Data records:
start
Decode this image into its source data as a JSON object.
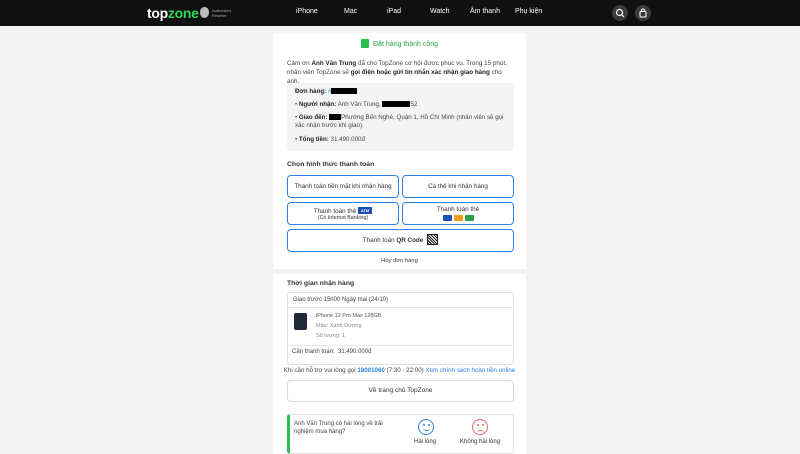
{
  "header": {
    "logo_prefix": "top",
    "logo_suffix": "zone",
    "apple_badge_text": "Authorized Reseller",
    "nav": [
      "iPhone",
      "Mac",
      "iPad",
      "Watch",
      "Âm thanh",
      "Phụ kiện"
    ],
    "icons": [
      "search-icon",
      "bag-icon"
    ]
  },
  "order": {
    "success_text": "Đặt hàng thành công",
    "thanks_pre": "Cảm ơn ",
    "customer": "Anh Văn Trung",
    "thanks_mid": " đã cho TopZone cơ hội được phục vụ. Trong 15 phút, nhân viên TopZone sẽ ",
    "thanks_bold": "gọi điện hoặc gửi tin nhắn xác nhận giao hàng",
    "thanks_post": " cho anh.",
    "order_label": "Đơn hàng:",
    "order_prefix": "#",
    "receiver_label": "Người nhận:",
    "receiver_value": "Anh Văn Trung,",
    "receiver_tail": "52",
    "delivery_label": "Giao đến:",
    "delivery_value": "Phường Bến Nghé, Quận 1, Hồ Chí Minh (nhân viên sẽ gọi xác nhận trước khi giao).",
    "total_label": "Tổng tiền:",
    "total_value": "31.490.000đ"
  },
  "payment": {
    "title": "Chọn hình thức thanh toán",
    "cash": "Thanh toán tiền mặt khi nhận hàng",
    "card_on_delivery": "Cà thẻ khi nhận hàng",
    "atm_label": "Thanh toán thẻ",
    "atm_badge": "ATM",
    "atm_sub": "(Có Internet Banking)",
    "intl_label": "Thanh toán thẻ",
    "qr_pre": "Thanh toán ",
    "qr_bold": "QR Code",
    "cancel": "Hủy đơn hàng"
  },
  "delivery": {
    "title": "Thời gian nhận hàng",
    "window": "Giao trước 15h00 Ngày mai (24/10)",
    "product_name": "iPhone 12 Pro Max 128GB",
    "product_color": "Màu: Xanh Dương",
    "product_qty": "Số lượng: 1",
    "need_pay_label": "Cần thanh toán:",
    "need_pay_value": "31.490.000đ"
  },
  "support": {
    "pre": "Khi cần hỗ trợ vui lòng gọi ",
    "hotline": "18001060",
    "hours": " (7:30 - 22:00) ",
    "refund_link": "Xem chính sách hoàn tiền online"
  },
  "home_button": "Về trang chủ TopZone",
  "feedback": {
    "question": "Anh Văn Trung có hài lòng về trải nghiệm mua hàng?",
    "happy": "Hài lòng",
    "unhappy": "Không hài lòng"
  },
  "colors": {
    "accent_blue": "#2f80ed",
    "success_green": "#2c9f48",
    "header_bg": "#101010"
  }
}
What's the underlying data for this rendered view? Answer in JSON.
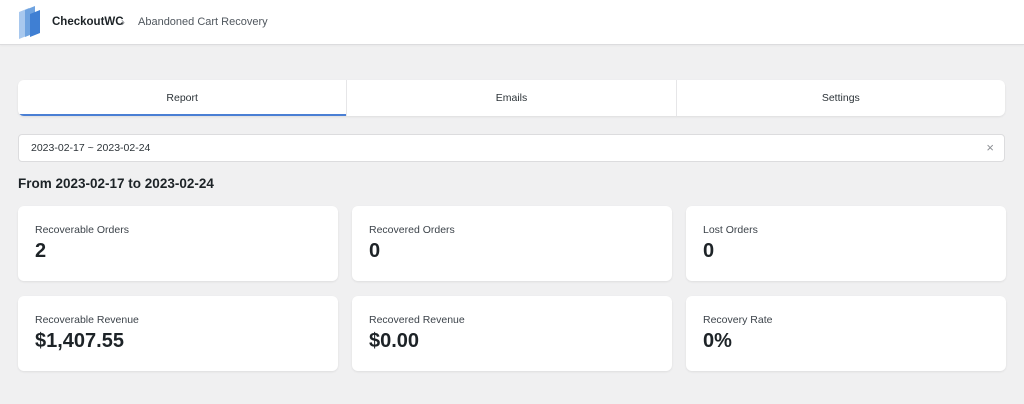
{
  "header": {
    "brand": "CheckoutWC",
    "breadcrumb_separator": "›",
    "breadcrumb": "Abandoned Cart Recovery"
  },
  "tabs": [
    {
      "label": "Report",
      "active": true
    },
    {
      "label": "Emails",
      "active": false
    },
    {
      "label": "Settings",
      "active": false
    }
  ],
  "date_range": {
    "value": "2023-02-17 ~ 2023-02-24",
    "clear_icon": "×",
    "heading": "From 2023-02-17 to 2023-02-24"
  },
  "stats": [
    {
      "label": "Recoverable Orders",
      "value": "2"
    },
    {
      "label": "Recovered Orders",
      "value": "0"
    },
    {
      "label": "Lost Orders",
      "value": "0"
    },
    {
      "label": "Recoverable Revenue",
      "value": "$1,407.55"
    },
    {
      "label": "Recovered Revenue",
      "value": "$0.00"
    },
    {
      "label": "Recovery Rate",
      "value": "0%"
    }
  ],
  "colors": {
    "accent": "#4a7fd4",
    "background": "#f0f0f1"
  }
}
end
### Do this
Pictures are not part of the copy; reproduce everything else in the records exactly.

### Result of this task
Decode this image into its source data as a JSON object.
{
  "header": {
    "logo_prefix": "top",
    "logo_suffix": "zone",
    "apple_badge_text": "Authorized Reseller",
    "nav": [
      "iPhone",
      "Mac",
      "iPad",
      "Watch",
      "Âm thanh",
      "Phụ kiện"
    ],
    "icons": [
      "search-icon",
      "bag-icon"
    ]
  },
  "order": {
    "success_text": "Đặt hàng thành công",
    "thanks_pre": "Cảm ơn ",
    "customer": "Anh Văn Trung",
    "thanks_mid": " đã cho TopZone cơ hội được phục vụ. Trong 15 phút, nhân viên TopZone sẽ ",
    "thanks_bold": "gọi điện hoặc gửi tin nhắn xác nhận giao hàng",
    "thanks_post": " cho anh.",
    "order_label": "Đơn hàng:",
    "order_prefix": "#",
    "receiver_label": "Người nhận:",
    "receiver_value": "Anh Văn Trung,",
    "receiver_tail": "52",
    "delivery_label": "Giao đến:",
    "delivery_value": "Phường Bến Nghé, Quận 1, Hồ Chí Minh (nhân viên sẽ gọi xác nhận trước khi giao).",
    "total_label": "Tổng tiền:",
    "total_value": "31.490.000đ"
  },
  "payment": {
    "title": "Chọn hình thức thanh toán",
    "cash": "Thanh toán tiền mặt khi nhận hàng",
    "card_on_delivery": "Cà thẻ khi nhận hàng",
    "atm_label": "Thanh toán thẻ",
    "atm_badge": "ATM",
    "atm_sub": "(Có Internet Banking)",
    "intl_label": "Thanh toán thẻ",
    "qr_pre": "Thanh toán ",
    "qr_bold": "QR Code",
    "cancel": "Hủy đơn hàng"
  },
  "delivery": {
    "title": "Thời gian nhận hàng",
    "window": "Giao trước 15h00 Ngày mai (24/10)",
    "product_name": "iPhone 12 Pro Max 128GB",
    "product_color": "Màu: Xanh Dương",
    "product_qty": "Số lượng: 1",
    "need_pay_label": "Cần thanh toán:",
    "need_pay_value": "31.490.000đ"
  },
  "support": {
    "pre": "Khi cần hỗ trợ vui lòng gọi ",
    "hotline": "18001060",
    "hours": " (7:30 - 22:00) ",
    "refund_link": "Xem chính sách hoàn tiền online"
  },
  "home_button": "Về trang chủ TopZone",
  "feedback": {
    "question": "Anh Văn Trung có hài lòng về trải nghiệm mua hàng?",
    "happy": "Hài lòng",
    "unhappy": "Không hài lòng"
  },
  "colors": {
    "accent_blue": "#2f80ed",
    "success_green": "#2c9f48",
    "header_bg": "#101010"
  }
}
What's the underlying data for this rendered view? Answer in JSON.
{
  "header": {
    "brand": "CheckoutWC",
    "breadcrumb_separator": "›",
    "breadcrumb": "Abandoned Cart Recovery"
  },
  "tabs": [
    {
      "label": "Report",
      "active": true
    },
    {
      "label": "Emails",
      "active": false
    },
    {
      "label": "Settings",
      "active": false
    }
  ],
  "date_range": {
    "value": "2023-02-17 ~ 2023-02-24",
    "clear_icon": "×",
    "heading": "From 2023-02-17 to 2023-02-24"
  },
  "stats": [
    {
      "label": "Recoverable Orders",
      "value": "2"
    },
    {
      "label": "Recovered Orders",
      "value": "0"
    },
    {
      "label": "Lost Orders",
      "value": "0"
    },
    {
      "label": "Recoverable Revenue",
      "value": "$1,407.55"
    },
    {
      "label": "Recovered Revenue",
      "value": "$0.00"
    },
    {
      "label": "Recovery Rate",
      "value": "0%"
    }
  ],
  "colors": {
    "accent": "#4a7fd4",
    "background": "#f0f0f1"
  }
}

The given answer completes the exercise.